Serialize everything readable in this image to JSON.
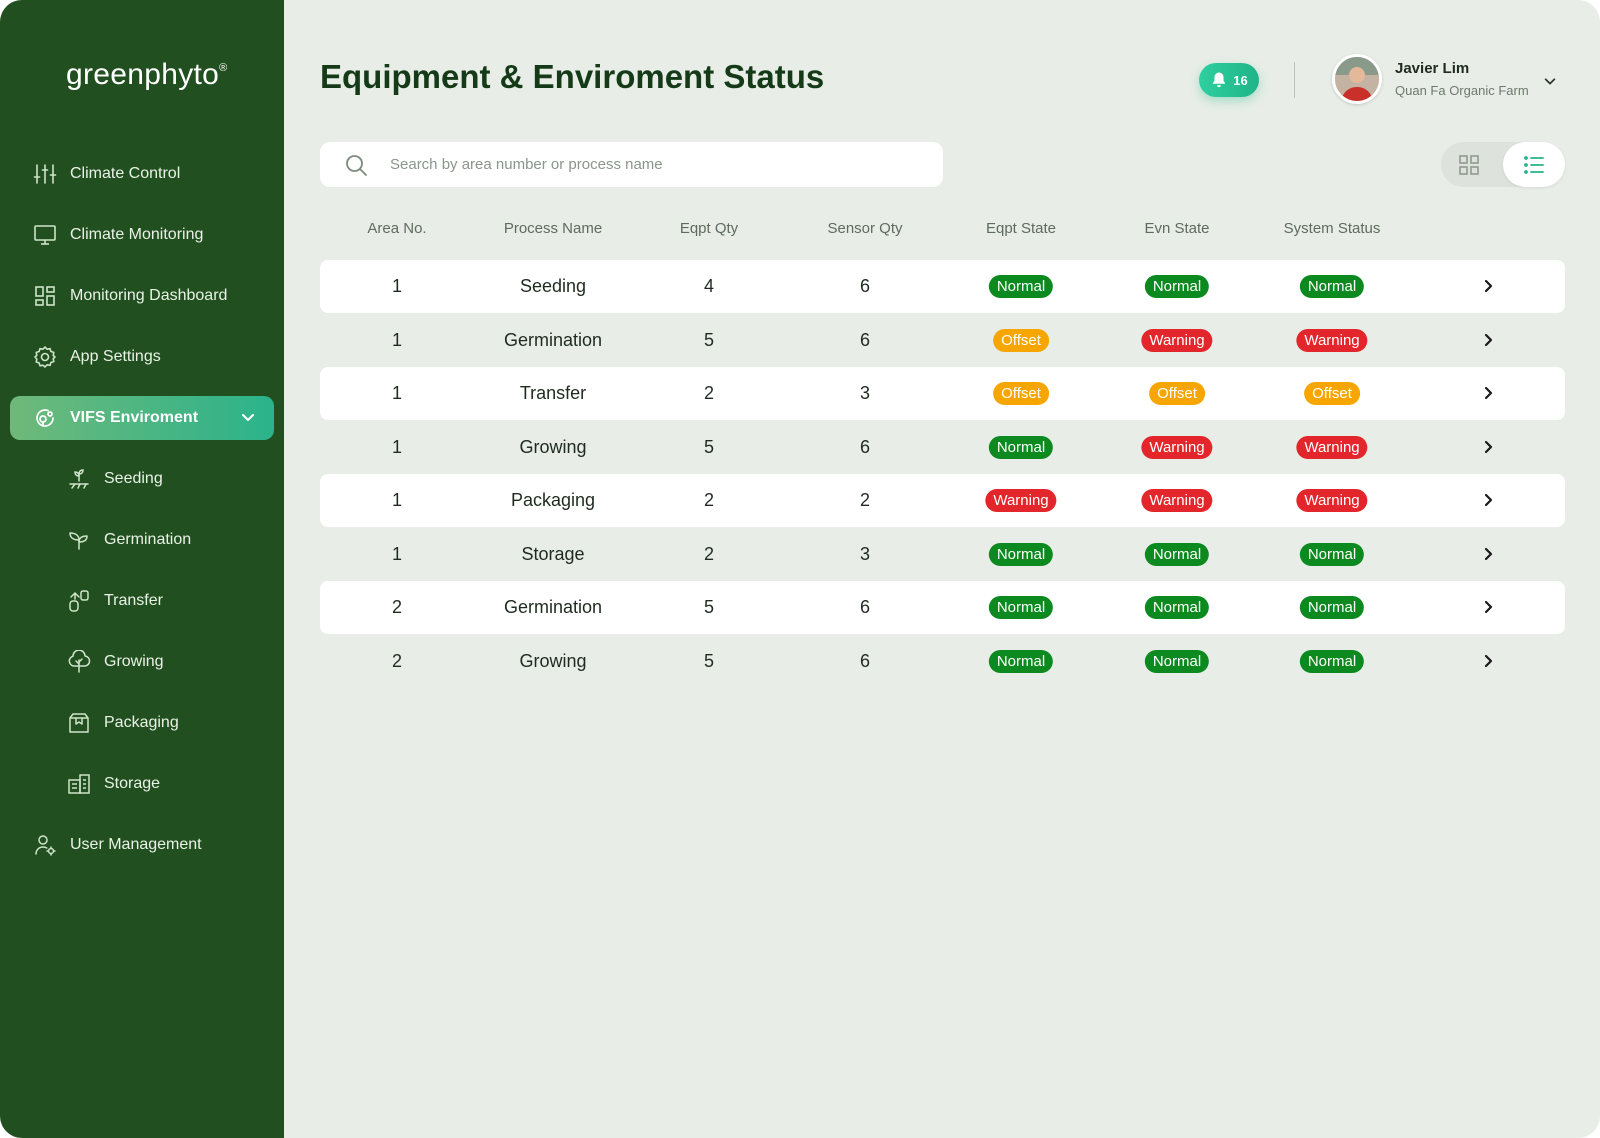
{
  "app": {
    "logo_text": "greenphyto",
    "logo_mark": "®"
  },
  "sidebar": {
    "items": [
      {
        "label": "Climate Control",
        "icon": "sliders-icon"
      },
      {
        "label": "Climate Monitoring",
        "icon": "monitor-icon"
      },
      {
        "label": "Monitoring Dashboard",
        "icon": "dashboard-icon"
      },
      {
        "label": "App Settings",
        "icon": "gear-icon"
      },
      {
        "label": "VIFS Enviroment",
        "icon": "environment-icon",
        "active": true,
        "expanded": true
      },
      {
        "label": "Seeding",
        "icon": "seeding-icon",
        "sub": true
      },
      {
        "label": "Germination",
        "icon": "sprout-icon",
        "sub": true
      },
      {
        "label": "Transfer",
        "icon": "transfer-icon",
        "sub": true
      },
      {
        "label": "Growing",
        "icon": "plant-icon",
        "sub": true
      },
      {
        "label": "Packaging",
        "icon": "package-icon",
        "sub": true
      },
      {
        "label": "Storage",
        "icon": "storage-icon",
        "sub": true
      },
      {
        "label": "User Management",
        "icon": "user-gear-icon"
      }
    ]
  },
  "header": {
    "title": "Equipment & Enviroment Status",
    "notification_count": "16",
    "user_name": "Javier Lim",
    "user_org": "Quan Fa Organic Farm"
  },
  "search": {
    "placeholder": "Search by area number or process name",
    "value": ""
  },
  "view_toggle": {
    "selected": "list"
  },
  "table": {
    "columns": [
      "Area No.",
      "Process Name",
      "Eqpt Qty",
      "Sensor Qty",
      "Eqpt State",
      "Evn State",
      "System Status"
    ],
    "rows": [
      {
        "area": "1",
        "process": "Seeding",
        "eqpt_qty": "4",
        "sensor_qty": "6",
        "eqpt_state": "Normal",
        "env_state": "Normal",
        "system_status": "Normal"
      },
      {
        "area": "1",
        "process": "Germination",
        "eqpt_qty": "5",
        "sensor_qty": "6",
        "eqpt_state": "Offset",
        "env_state": "Warning",
        "system_status": "Warning"
      },
      {
        "area": "1",
        "process": "Transfer",
        "eqpt_qty": "2",
        "sensor_qty": "3",
        "eqpt_state": "Offset",
        "env_state": "Offset",
        "system_status": "Offset"
      },
      {
        "area": "1",
        "process": "Growing",
        "eqpt_qty": "5",
        "sensor_qty": "6",
        "eqpt_state": "Normal",
        "env_state": "Warning",
        "system_status": "Warning"
      },
      {
        "area": "1",
        "process": "Packaging",
        "eqpt_qty": "2",
        "sensor_qty": "2",
        "eqpt_state": "Warning",
        "env_state": "Warning",
        "system_status": "Warning"
      },
      {
        "area": "1",
        "process": "Storage",
        "eqpt_qty": "2",
        "sensor_qty": "3",
        "eqpt_state": "Normal",
        "env_state": "Normal",
        "system_status": "Normal"
      },
      {
        "area": "2",
        "process": "Germination",
        "eqpt_qty": "5",
        "sensor_qty": "6",
        "eqpt_state": "Normal",
        "env_state": "Normal",
        "system_status": "Normal"
      },
      {
        "area": "2",
        "process": "Growing",
        "eqpt_qty": "5",
        "sensor_qty": "6",
        "eqpt_state": "Normal",
        "env_state": "Normal",
        "system_status": "Normal"
      }
    ]
  },
  "colors": {
    "sidebar_bg": "#224f20",
    "page_bg": "#e8ede7",
    "accent": "#2bb38b",
    "status_normal": "#0c8a1f",
    "status_offset": "#f7a600",
    "status_warning": "#e3262b"
  }
}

◆ **Problem to solve**:
Reproduce all entries without any change, and omit the pictures.

◆ **Final answer**:
Serialize everything readable in this image to JSON.
{
  "app": {
    "logo_text": "greenphyto",
    "logo_mark": "®"
  },
  "sidebar": {
    "items": [
      {
        "label": "Climate Control",
        "icon": "sliders-icon"
      },
      {
        "label": "Climate Monitoring",
        "icon": "monitor-icon"
      },
      {
        "label": "Monitoring Dashboard",
        "icon": "dashboard-icon"
      },
      {
        "label": "App Settings",
        "icon": "gear-icon"
      },
      {
        "label": "VIFS Enviroment",
        "icon": "environment-icon",
        "active": true,
        "expanded": true
      },
      {
        "label": "Seeding",
        "icon": "seeding-icon",
        "sub": true
      },
      {
        "label": "Germination",
        "icon": "sprout-icon",
        "sub": true
      },
      {
        "label": "Transfer",
        "icon": "transfer-icon",
        "sub": true
      },
      {
        "label": "Growing",
        "icon": "plant-icon",
        "sub": true
      },
      {
        "label": "Packaging",
        "icon": "package-icon",
        "sub": true
      },
      {
        "label": "Storage",
        "icon": "storage-icon",
        "sub": true
      },
      {
        "label": "User Management",
        "icon": "user-gear-icon"
      }
    ]
  },
  "header": {
    "title": "Equipment & Enviroment Status",
    "notification_count": "16",
    "user_name": "Javier Lim",
    "user_org": "Quan Fa Organic Farm"
  },
  "search": {
    "placeholder": "Search by area number or process name",
    "value": ""
  },
  "view_toggle": {
    "selected": "list"
  },
  "table": {
    "columns": [
      "Area No.",
      "Process Name",
      "Eqpt Qty",
      "Sensor Qty",
      "Eqpt State",
      "Evn State",
      "System Status"
    ],
    "rows": [
      {
        "area": "1",
        "process": "Seeding",
        "eqpt_qty": "4",
        "sensor_qty": "6",
        "eqpt_state": "Normal",
        "env_state": "Normal",
        "system_status": "Normal"
      },
      {
        "area": "1",
        "process": "Germination",
        "eqpt_qty": "5",
        "sensor_qty": "6",
        "eqpt_state": "Offset",
        "env_state": "Warning",
        "system_status": "Warning"
      },
      {
        "area": "1",
        "process": "Transfer",
        "eqpt_qty": "2",
        "sensor_qty": "3",
        "eqpt_state": "Offset",
        "env_state": "Offset",
        "system_status": "Offset"
      },
      {
        "area": "1",
        "process": "Growing",
        "eqpt_qty": "5",
        "sensor_qty": "6",
        "eqpt_state": "Normal",
        "env_state": "Warning",
        "system_status": "Warning"
      },
      {
        "area": "1",
        "process": "Packaging",
        "eqpt_qty": "2",
        "sensor_qty": "2",
        "eqpt_state": "Warning",
        "env_state": "Warning",
        "system_status": "Warning"
      },
      {
        "area": "1",
        "process": "Storage",
        "eqpt_qty": "2",
        "sensor_qty": "3",
        "eqpt_state": "Normal",
        "env_state": "Normal",
        "system_status": "Normal"
      },
      {
        "area": "2",
        "process": "Germination",
        "eqpt_qty": "5",
        "sensor_qty": "6",
        "eqpt_state": "Normal",
        "env_state": "Normal",
        "system_status": "Normal"
      },
      {
        "area": "2",
        "process": "Growing",
        "eqpt_qty": "5",
        "sensor_qty": "6",
        "eqpt_state": "Normal",
        "env_state": "Normal",
        "system_status": "Normal"
      }
    ]
  },
  "colors": {
    "sidebar_bg": "#224f20",
    "page_bg": "#e8ede7",
    "accent": "#2bb38b",
    "status_normal": "#0c8a1f",
    "status_offset": "#f7a600",
    "status_warning": "#e3262b"
  }
}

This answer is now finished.